Вид монтажа Артавазда Пелешяна можно назвать и "интуитивно-духовным", поскольку от зрителей он требует такого уже душевного усилия при восприятии, как и от его автора. Только тогда мы сможем "понять", о чём его фильмы. На просьбу рассказать, о чём его "Времена года", Пелешян ответил так: "Обо всём. Я думал обо всём, когда снимал. Не только о временах года или о людях. Но обо всём…"
Уникальной особенностью искусства Пелешяна является его удивительная способность вести зрителя к самой высокой точке взгляда на человечество - точке зрения вечности. В этом смысле фильм "МЫ" действительно повествует о нас, как о человечестве: "Когда я называл фильм "Мы", я имел в виду армянский народ , но и он лишь часть куда большего Мы", - как-то прокомментировал автор название своей первой знаменитой картины. Из-за метода монтажа, как способа создания кино, Пелешяна зачастую сравнивают с Эйзенштейном. Сам Пелешян настаивает на том, что сравнение это не имеет реальных оснований.

- **Извлечённые записи**
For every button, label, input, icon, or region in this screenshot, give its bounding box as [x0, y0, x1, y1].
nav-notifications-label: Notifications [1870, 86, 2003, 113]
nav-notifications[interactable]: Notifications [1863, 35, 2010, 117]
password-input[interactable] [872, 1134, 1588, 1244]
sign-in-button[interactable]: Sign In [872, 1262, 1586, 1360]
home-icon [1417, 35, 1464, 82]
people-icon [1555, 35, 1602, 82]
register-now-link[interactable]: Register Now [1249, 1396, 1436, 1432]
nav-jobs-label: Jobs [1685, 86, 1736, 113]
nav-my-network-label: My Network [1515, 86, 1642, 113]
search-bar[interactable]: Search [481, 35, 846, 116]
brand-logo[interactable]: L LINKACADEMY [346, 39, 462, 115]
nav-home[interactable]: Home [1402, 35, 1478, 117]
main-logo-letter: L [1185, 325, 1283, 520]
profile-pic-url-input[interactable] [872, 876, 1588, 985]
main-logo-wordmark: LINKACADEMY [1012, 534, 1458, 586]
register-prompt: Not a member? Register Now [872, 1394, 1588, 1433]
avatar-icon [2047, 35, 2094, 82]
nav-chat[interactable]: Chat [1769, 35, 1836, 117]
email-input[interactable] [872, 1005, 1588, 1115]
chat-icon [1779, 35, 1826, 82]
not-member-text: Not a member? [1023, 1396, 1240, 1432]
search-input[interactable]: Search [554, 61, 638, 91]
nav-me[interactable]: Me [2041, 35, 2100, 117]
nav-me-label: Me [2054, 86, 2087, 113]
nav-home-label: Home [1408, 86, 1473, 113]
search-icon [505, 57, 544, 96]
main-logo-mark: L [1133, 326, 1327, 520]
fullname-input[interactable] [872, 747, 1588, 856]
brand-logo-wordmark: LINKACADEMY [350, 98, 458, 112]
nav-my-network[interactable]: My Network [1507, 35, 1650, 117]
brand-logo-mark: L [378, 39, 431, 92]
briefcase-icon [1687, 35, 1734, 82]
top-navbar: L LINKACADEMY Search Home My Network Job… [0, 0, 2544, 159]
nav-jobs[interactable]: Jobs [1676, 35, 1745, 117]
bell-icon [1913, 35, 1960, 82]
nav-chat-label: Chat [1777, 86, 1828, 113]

- **Поставленная задача 1**
Отредактируйте записи от их начала до строки с «top-navbar: L LINKACADEMY» включительно: замените «LINKACADEMY» на «LINKSCHOOL», а всё остальное в этих строках оставьте как есть.
- **Поставленная задача 2**
Подхватите текст о фильмах Пелешяна и продолжите его после последнего предложения.

- **Результат выполнения 1**
For every button, label, input, icon, or region in this screenshot, give its bounding box as [x0, y0, x1, y1].
nav-notifications-label: Notifications [1870, 86, 2003, 113]
nav-notifications[interactable]: Notifications [1863, 35, 2010, 117]
password-input[interactable] [872, 1134, 1588, 1244]
sign-in-button[interactable]: Sign In [872, 1262, 1586, 1360]
home-icon [1417, 35, 1464, 82]
people-icon [1555, 35, 1602, 82]
register-now-link[interactable]: Register Now [1249, 1396, 1436, 1432]
nav-jobs-label: Jobs [1685, 86, 1736, 113]
nav-my-network-label: My Network [1515, 86, 1642, 113]
search-bar[interactable]: Search [481, 35, 846, 116]
brand-logo[interactable]: L LINKSCHOOL [346, 39, 462, 115]
nav-home[interactable]: Home [1402, 35, 1478, 117]
main-logo-letter: L [1185, 325, 1283, 520]
profile-pic-url-input[interactable] [872, 876, 1588, 985]
main-logo-wordmark: LINKSCHOOL [1012, 534, 1458, 586]
register-prompt: Not a member? Register Now [872, 1394, 1588, 1433]
avatar-icon [2047, 35, 2094, 82]
nav-chat[interactable]: Chat [1769, 35, 1836, 117]
email-input[interactable] [872, 1005, 1588, 1115]
chat-icon [1779, 35, 1826, 82]
not-member-text: Not a member? [1023, 1396, 1240, 1432]
search-input[interactable]: Search [554, 61, 638, 91]
nav-me[interactable]: Me [2041, 35, 2100, 117]
nav-me-label: Me [2054, 86, 2087, 113]
nav-home-label: Home [1408, 86, 1473, 113]
search-icon [505, 57, 544, 96]
main-logo-mark: L [1133, 326, 1327, 520]
fullname-input[interactable] [872, 747, 1588, 856]
brand-logo-wordmark: LINKSCHOOL [350, 98, 458, 112]
nav-my-network[interactable]: My Network [1507, 35, 1650, 117]
brand-logo-mark: L [378, 39, 431, 92]
briefcase-icon [1687, 35, 1734, 82]
top-navbar: L LINKSCHOOL Search Home My Network Job… [0, 0, 2544, 159]

- **Результат выполнения 2**
"Монтаж Эйзенштейна был линейным, как по цепочке. Дистанционный монтаж создаёт вокруг фильм магнетическое поле. Порой я и сам не называю свой метод "монтажом". Я, скорее, вовлечён в процесс создания единого целого. В каком-то смысле я уничтожил монтаж, разрушил его созданием кино исключительно на монтаже… У Эйзенштейна каждый элемент значил что-то. Для меня индивидуальные фрагменты не значат ничего. Только в контексте фильма. Только фильм имел значение".
Отснятые Пелешяном или реставрированные им материалы, вне контекста его творчества не вызвали бы никакого интереса, тогда как внутри него они производят совершенно другое - свежее, невероятно актуальное, обращённое к зрителям - впечатление. Ещё одно уникальное и редкое подтверждение истины: ключ к трансформации киноизображения при монтаже всегда лежит во внутреннем настрое режиссёра, который затем подлежит в выражении вовне. Удивительным образом это на протяжении 30 с лишним лет удавалось Артавазду Пелешяну, опыт которого был перенят Реджио, поставившем в 1983 году знаменитый "Koyaanisqatsi", где музыка Филиппа Гласса играла такое же значение в трансценденции зрительского восприятия, как и любимые композиторы Артура Пелешяна...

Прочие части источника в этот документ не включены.